PROBLEM DESCRIPTION
Check each line of the entries below for the string "heading"; copy every line where it appears.

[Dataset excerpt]

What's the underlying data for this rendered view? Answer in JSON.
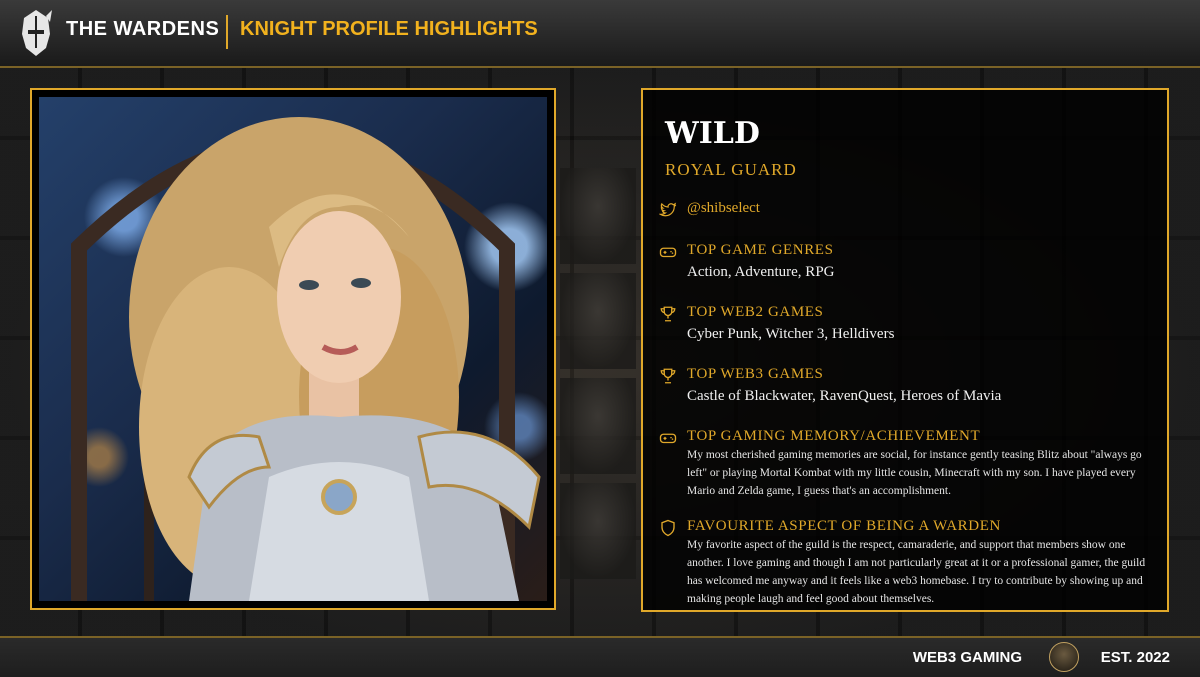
{
  "header": {
    "brand": "THE WARDENS",
    "subtitle": "KNIGHT PROFILE HIGHLIGHTS"
  },
  "profile": {
    "name": "WILD",
    "rank": "ROYAL GUARD",
    "handle": "@shibselect",
    "sections": [
      {
        "icon": "gamepad-icon",
        "heading": "TOP GAME GENRES",
        "value": "Action, Adventure, RPG"
      },
      {
        "icon": "trophy-icon",
        "heading": "TOP WEB2 GAMES",
        "value": "Cyber Punk, Witcher 3, Helldivers"
      },
      {
        "icon": "trophy-icon",
        "heading": "TOP WEB3 GAMES",
        "value": "Castle of Blackwater, RavenQuest, Heroes of Mavia"
      },
      {
        "icon": "gamepad-icon",
        "heading": "TOP GAMING MEMORY/ACHIEVEMENT",
        "value": "My most cherished gaming memories are social, for instance gently teasing Blitz about \"always go left\" or playing Mortal Kombat with my little cousin, Minecraft with my son. I have played every Mario and Zelda game, I guess that's an accomplishment."
      },
      {
        "icon": "shield-icon",
        "heading": "FAVOURITE ASPECT OF BEING A WARDEN",
        "value": "My favorite aspect of the guild is the respect, camaraderie, and support that members show one another. I love gaming and though I am not particularly great at it or a professional gamer, the guild has welcomed me anyway and it feels like a web3 homebase. I try to contribute by showing up and making people laugh and feel good about themselves."
      }
    ]
  },
  "footer": {
    "left": "WEB3 GAMING",
    "right": "EST. 2022"
  },
  "colors": {
    "accent": "#e0a82a",
    "background": "#0d0d0d"
  }
}
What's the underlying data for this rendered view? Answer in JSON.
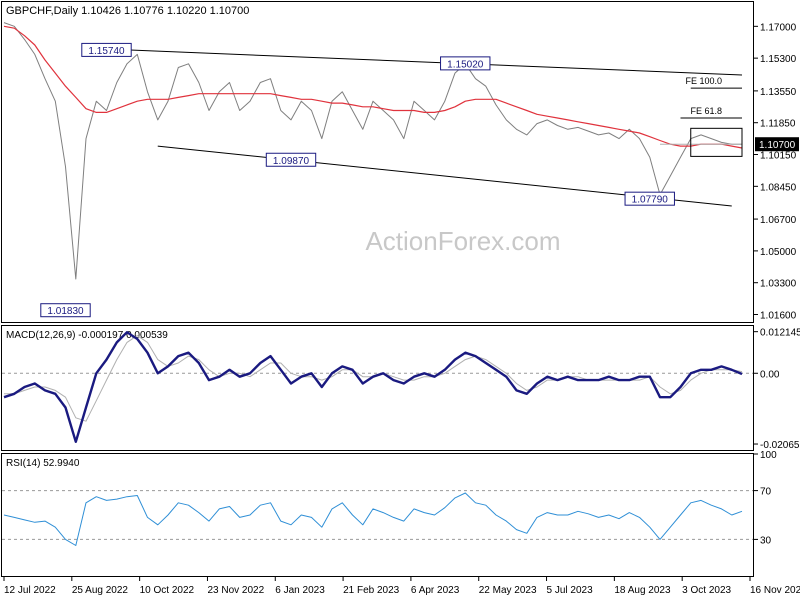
{
  "chart_data": [
    {
      "type": "line",
      "panel": "price",
      "header": "GBPCHF,Daily  1.10426 1.10776 1.10220 1.10700",
      "watermark": "ActionForex.com",
      "ylim": [
        1.012,
        1.183
      ],
      "y_ticks": [
        "1.17000",
        "1.15300",
        "1.13550",
        "1.11850",
        "1.10150",
        "1.08450",
        "1.06700",
        "1.05000",
        "1.03300",
        "1.01600"
      ],
      "current_price": "1.10700",
      "x_dates": [
        "2022-07-12",
        "2022-07-19",
        "2022-07-26",
        "2022-08-02",
        "2022-08-09",
        "2022-08-16",
        "2022-08-23",
        "2022-08-30",
        "2022-09-06",
        "2022-09-13",
        "2022-09-20",
        "2022-09-27",
        "2022-10-04",
        "2022-10-11",
        "2022-10-18",
        "2022-10-25",
        "2022-11-01",
        "2022-11-08",
        "2022-11-15",
        "2022-11-22",
        "2022-11-29",
        "2022-12-06",
        "2022-12-13",
        "2022-12-20",
        "2022-12-27",
        "2023-01-03",
        "2023-01-10",
        "2023-01-17",
        "2023-01-24",
        "2023-01-31",
        "2023-02-07",
        "2023-02-14",
        "2023-02-21",
        "2023-02-28",
        "2023-03-07",
        "2023-03-14",
        "2023-03-21",
        "2023-03-28",
        "2023-04-04",
        "2023-04-11",
        "2023-04-18",
        "2023-04-25",
        "2023-05-02",
        "2023-05-09",
        "2023-05-16",
        "2023-05-23",
        "2023-05-30",
        "2023-06-06",
        "2023-06-13",
        "2023-06-20",
        "2023-06-27",
        "2023-07-04",
        "2023-07-11",
        "2023-07-18",
        "2023-07-25",
        "2023-08-01",
        "2023-08-08",
        "2023-08-15",
        "2023-08-22",
        "2023-08-29",
        "2023-09-05",
        "2023-09-12",
        "2023-09-19",
        "2023-09-26",
        "2023-10-03",
        "2023-10-10",
        "2023-10-17",
        "2023-10-24",
        "2023-10-31",
        "2023-11-07",
        "2023-11-14",
        "2023-11-21",
        "2023-11-28"
      ],
      "series": [
        {
          "name": "",
          "color": "#7f7f7f",
          "values": [
            1.172,
            1.17,
            1.163,
            1.155,
            1.142,
            1.13,
            1.095,
            1.035,
            1.11,
            1.13,
            1.125,
            1.14,
            1.15,
            1.155,
            1.135,
            1.12,
            1.13,
            1.148,
            1.15,
            1.14,
            1.125,
            1.135,
            1.14,
            1.125,
            1.13,
            1.14,
            1.142,
            1.125,
            1.12,
            1.13,
            1.125,
            1.11,
            1.13,
            1.135,
            1.125,
            1.115,
            1.13,
            1.125,
            1.12,
            1.11,
            1.13,
            1.125,
            1.12,
            1.13,
            1.145,
            1.15,
            1.142,
            1.138,
            1.128,
            1.12,
            1.115,
            1.112,
            1.118,
            1.12,
            1.117,
            1.115,
            1.116,
            1.114,
            1.112,
            1.113,
            1.11,
            1.115,
            1.11,
            1.1,
            1.08,
            1.09,
            1.1,
            1.11,
            1.112,
            1.11,
            1.108,
            1.107,
            1.107
          ]
        },
        {
          "name": "",
          "color": "#e0333d",
          "values": [
            1.17,
            1.169,
            1.165,
            1.16,
            1.152,
            1.145,
            1.138,
            1.132,
            1.126,
            1.124,
            1.124,
            1.126,
            1.128,
            1.13,
            1.131,
            1.131,
            1.131,
            1.132,
            1.133,
            1.134,
            1.134,
            1.134,
            1.134,
            1.134,
            1.134,
            1.134,
            1.134,
            1.133,
            1.132,
            1.131,
            1.131,
            1.13,
            1.129,
            1.129,
            1.128,
            1.127,
            1.127,
            1.126,
            1.125,
            1.125,
            1.125,
            1.124,
            1.124,
            1.125,
            1.127,
            1.13,
            1.131,
            1.131,
            1.131,
            1.129,
            1.127,
            1.125,
            1.123,
            1.122,
            1.121,
            1.12,
            1.119,
            1.118,
            1.117,
            1.116,
            1.115,
            1.114,
            1.113,
            1.111,
            1.109,
            1.107,
            1.106,
            1.106,
            1.107,
            1.107,
            1.107,
            1.106,
            1.105
          ]
        }
      ],
      "trendlines": [
        {
          "from": [
            "2022-10-04",
            1.1574
          ],
          "to": [
            "2023-11-28",
            1.144
          ],
          "color": "#000000"
        },
        {
          "from": [
            "2022-10-25",
            1.106
          ],
          "to": [
            "2023-11-21",
            1.074
          ],
          "color": "#000000"
        },
        {
          "from": [
            "2023-10-03",
            1.107
          ],
          "to": [
            "2023-11-28",
            1.107
          ],
          "color": "#b0b0b0"
        }
      ],
      "levels": [
        {
          "label": "FE 100.0",
          "y": 1.137,
          "from": "2023-10-24",
          "to": "2023-11-28",
          "color": "#000000"
        },
        {
          "label": "FE 61.8",
          "y": 1.121,
          "from": "2023-10-17",
          "to": "2023-11-28",
          "color": "#000000"
        }
      ],
      "box": {
        "from": "2023-10-24",
        "to": "2023-11-28",
        "y_top": 1.1155,
        "y_bottom": 1.1005
      },
      "annotations": [
        {
          "label": "1.15740",
          "x": "2022-09-20",
          "y": 1.1574
        },
        {
          "label": "1.15020",
          "x": "2023-05-23",
          "y": 1.1502
        },
        {
          "label": "1.09870",
          "x": "2023-01-24",
          "y": 1.0987
        },
        {
          "label": "1.07790",
          "x": "2023-09-26",
          "y": 1.0779
        },
        {
          "label": "1.01830",
          "x": "2022-08-23",
          "y": 1.0183
        }
      ],
      "x_labels": [
        "12 Jul 2022",
        "25 Aug 2022",
        "10 Oct 2022",
        "23 Nov 2022",
        "6 Jan 2023",
        "21 Feb 2023",
        "6 Apr 2023",
        "22 May 2023",
        "5 Jul 2023",
        "18 Aug 2023",
        "3 Oct 2023",
        "16 Nov 2023"
      ]
    },
    {
      "type": "line",
      "panel": "macd",
      "header": "MACD(12,26,9) -0.000197 0.000539",
      "ylim": [
        -0.0224,
        0.0138
      ],
      "y_ticks": [
        "0.012145",
        "0.00",
        "-0.020656"
      ],
      "zero_line": 0,
      "series": [
        {
          "name": "",
          "color": "#1a1a80",
          "values": [
            -0.007,
            -0.006,
            -0.004,
            -0.003,
            -0.005,
            -0.006,
            -0.01,
            -0.02,
            -0.01,
            0.0,
            0.004,
            0.009,
            0.012,
            0.01,
            0.006,
            0.0,
            0.002,
            0.005,
            0.006,
            0.003,
            -0.002,
            -0.001,
            0.001,
            -0.001,
            0.0,
            0.003,
            0.005,
            0.001,
            -0.003,
            -0.001,
            0.0,
            -0.004,
            0.0,
            0.002,
            0.001,
            -0.003,
            -0.001,
            0.0,
            -0.002,
            -0.003,
            -0.001,
            0.0,
            -0.001,
            0.001,
            0.004,
            0.006,
            0.005,
            0.003,
            0.001,
            -0.001,
            -0.005,
            -0.006,
            -0.003,
            -0.001,
            -0.002,
            -0.001,
            -0.002,
            -0.002,
            -0.002,
            -0.001,
            -0.002,
            -0.002,
            -0.001,
            -0.001,
            -0.007,
            -0.007,
            -0.004,
            0.0,
            0.001,
            0.001,
            0.002,
            0.001,
            -0.0002
          ]
        },
        {
          "name": "",
          "color": "#b0b0b0",
          "values": [
            -0.006,
            -0.006,
            -0.005,
            -0.004,
            -0.004,
            -0.005,
            -0.007,
            -0.013,
            -0.014,
            -0.008,
            -0.002,
            0.004,
            0.009,
            0.011,
            0.009,
            0.004,
            0.002,
            0.003,
            0.005,
            0.004,
            0.001,
            -0.001,
            0.0,
            0.0,
            -0.001,
            0.001,
            0.003,
            0.003,
            0.0,
            -0.001,
            -0.001,
            -0.002,
            -0.001,
            0.001,
            0.001,
            -0.001,
            -0.001,
            0.0,
            -0.001,
            -0.002,
            -0.002,
            -0.001,
            -0.001,
            0.0,
            0.002,
            0.004,
            0.005,
            0.004,
            0.002,
            0.0,
            -0.003,
            -0.005,
            -0.004,
            -0.002,
            -0.002,
            -0.001,
            -0.001,
            -0.002,
            -0.002,
            -0.002,
            -0.002,
            -0.002,
            -0.002,
            -0.001,
            -0.004,
            -0.006,
            -0.005,
            -0.002,
            0.0,
            0.001,
            0.001,
            0.001,
            0.0005
          ]
        }
      ]
    },
    {
      "type": "line",
      "panel": "rsi",
      "header": "RSI(14) 52.9940",
      "ylim": [
        0,
        100
      ],
      "y_ticks": [
        "100",
        "70",
        "30",
        "0"
      ],
      "guide_lines": [
        70,
        30
      ],
      "series": [
        {
          "name": "",
          "color": "#2f8fd6",
          "values": [
            50,
            48,
            46,
            44,
            45,
            40,
            30,
            25,
            60,
            65,
            62,
            63,
            65,
            66,
            48,
            42,
            50,
            60,
            58,
            52,
            45,
            55,
            57,
            48,
            50,
            58,
            60,
            45,
            42,
            50,
            48,
            40,
            55,
            60,
            50,
            42,
            55,
            52,
            48,
            45,
            55,
            52,
            50,
            56,
            64,
            68,
            60,
            58,
            50,
            45,
            38,
            35,
            48,
            52,
            50,
            50,
            53,
            51,
            48,
            50,
            47,
            52,
            48,
            40,
            30,
            40,
            50,
            60,
            62,
            58,
            55,
            50,
            53
          ]
        }
      ]
    }
  ]
}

COMPLETE RESPONSE
        "heading": "TOP GAME GENRES",
        "heading": "TOP WEB2 GAMES",
        "heading": "TOP WEB3 GAMES",
        "heading": "TOP GAMING MEMORY/ACHIEVEMENT",
        "heading": "FAVOURITE ASPECT OF BEING A WARDEN",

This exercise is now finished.